Problem details:
Go through the listing beneath this task and return every line that carries the string "yang".

Source material:
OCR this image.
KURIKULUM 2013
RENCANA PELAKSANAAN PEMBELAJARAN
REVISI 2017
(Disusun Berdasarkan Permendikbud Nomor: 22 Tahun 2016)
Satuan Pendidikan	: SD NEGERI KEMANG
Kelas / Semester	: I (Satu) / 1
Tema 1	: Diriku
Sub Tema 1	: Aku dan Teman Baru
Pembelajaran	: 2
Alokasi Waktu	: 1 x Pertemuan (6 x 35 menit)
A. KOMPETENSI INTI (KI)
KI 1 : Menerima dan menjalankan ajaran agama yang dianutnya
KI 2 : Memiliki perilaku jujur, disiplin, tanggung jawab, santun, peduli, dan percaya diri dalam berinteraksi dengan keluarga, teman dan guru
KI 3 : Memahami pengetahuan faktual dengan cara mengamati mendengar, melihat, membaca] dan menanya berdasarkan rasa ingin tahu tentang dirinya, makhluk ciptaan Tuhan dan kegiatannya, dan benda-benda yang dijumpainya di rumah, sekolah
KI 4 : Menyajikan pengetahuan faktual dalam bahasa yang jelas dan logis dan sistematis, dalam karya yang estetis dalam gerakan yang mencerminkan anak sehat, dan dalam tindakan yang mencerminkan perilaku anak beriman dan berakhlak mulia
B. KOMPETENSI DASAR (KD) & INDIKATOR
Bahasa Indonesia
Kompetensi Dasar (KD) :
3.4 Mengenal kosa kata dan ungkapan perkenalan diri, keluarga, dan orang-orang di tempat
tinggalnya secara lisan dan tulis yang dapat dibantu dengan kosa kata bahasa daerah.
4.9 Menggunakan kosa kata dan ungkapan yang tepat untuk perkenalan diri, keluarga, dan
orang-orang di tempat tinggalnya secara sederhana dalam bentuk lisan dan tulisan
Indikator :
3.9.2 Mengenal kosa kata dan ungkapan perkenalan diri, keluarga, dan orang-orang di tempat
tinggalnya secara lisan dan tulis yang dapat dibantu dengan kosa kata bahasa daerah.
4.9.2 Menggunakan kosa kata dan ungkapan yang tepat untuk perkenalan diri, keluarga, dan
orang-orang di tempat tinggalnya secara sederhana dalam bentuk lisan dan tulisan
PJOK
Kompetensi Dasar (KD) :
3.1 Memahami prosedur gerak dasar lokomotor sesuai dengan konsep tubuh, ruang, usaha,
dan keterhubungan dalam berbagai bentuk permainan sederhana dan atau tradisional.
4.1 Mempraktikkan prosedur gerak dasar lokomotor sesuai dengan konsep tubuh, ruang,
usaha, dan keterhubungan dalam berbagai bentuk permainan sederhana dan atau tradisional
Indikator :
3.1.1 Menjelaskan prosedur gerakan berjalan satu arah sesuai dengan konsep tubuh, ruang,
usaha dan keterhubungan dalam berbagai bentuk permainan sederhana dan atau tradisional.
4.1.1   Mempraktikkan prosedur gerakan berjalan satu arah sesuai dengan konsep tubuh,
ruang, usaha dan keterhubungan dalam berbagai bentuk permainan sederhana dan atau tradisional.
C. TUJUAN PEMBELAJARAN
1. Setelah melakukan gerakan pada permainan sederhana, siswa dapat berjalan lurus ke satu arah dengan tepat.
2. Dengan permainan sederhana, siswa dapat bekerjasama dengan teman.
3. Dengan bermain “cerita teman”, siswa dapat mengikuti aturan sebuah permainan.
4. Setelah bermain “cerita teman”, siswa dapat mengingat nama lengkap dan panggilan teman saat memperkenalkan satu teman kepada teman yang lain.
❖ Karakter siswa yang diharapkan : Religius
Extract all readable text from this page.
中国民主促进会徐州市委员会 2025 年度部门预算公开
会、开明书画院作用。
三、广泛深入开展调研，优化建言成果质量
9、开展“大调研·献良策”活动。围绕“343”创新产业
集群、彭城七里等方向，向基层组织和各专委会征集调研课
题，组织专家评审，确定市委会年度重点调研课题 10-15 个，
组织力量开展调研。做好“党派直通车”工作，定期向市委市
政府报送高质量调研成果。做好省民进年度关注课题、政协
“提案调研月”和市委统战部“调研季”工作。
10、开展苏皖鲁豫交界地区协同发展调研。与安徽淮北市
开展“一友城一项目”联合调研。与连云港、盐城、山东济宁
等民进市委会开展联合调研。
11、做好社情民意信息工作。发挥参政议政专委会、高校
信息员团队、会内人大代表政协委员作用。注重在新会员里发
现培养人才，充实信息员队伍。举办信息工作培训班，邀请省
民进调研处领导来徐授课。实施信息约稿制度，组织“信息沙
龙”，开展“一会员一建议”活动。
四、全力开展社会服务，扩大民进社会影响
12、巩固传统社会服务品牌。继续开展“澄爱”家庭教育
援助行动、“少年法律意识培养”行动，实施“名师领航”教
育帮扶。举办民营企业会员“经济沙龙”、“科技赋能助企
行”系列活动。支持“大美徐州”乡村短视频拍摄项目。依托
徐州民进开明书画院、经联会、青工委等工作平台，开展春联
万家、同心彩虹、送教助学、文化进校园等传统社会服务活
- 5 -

Output for this task:
KI 1 : Menerima dan menjalankan ajaran agama yang dianutnya
KI 3 : Memahami pengetahuan faktual dengan cara mengamati mendengar, melihat, membaca] dan menanya berdasarkan rasa ingin tahu tentang dirinya, makhluk ciptaan Tuhan dan kegiatannya, dan benda-benda yang dijumpainya di rumah, sekolah
KI 4 : Menyajikan pengetahuan faktual dalam bahasa yang jelas dan logis dan sistematis, dalam karya yang estetis dalam gerakan yang mencerminkan anak sehat, dan dalam tindakan yang mencerminkan perilaku anak beriman dan berakhlak mulia
tinggalnya secara lisan dan tulis yang dapat dibantu dengan kosa kata bahasa daerah.
4.9 Menggunakan kosa kata dan ungkapan yang tepat untuk perkenalan diri, keluarga, dan
tinggalnya secara lisan dan tulis yang dapat dibantu dengan kosa kata bahasa daerah.
4.9.2 Menggunakan kosa kata dan ungkapan yang tepat untuk perkenalan diri, keluarga, dan
4. Setelah bermain “cerita teman”, siswa dapat mengingat nama lengkap dan panggilan teman saat memperkenalkan satu teman kepada teman yang lain.
❖ Karakter siswa yang diharapkan : Religius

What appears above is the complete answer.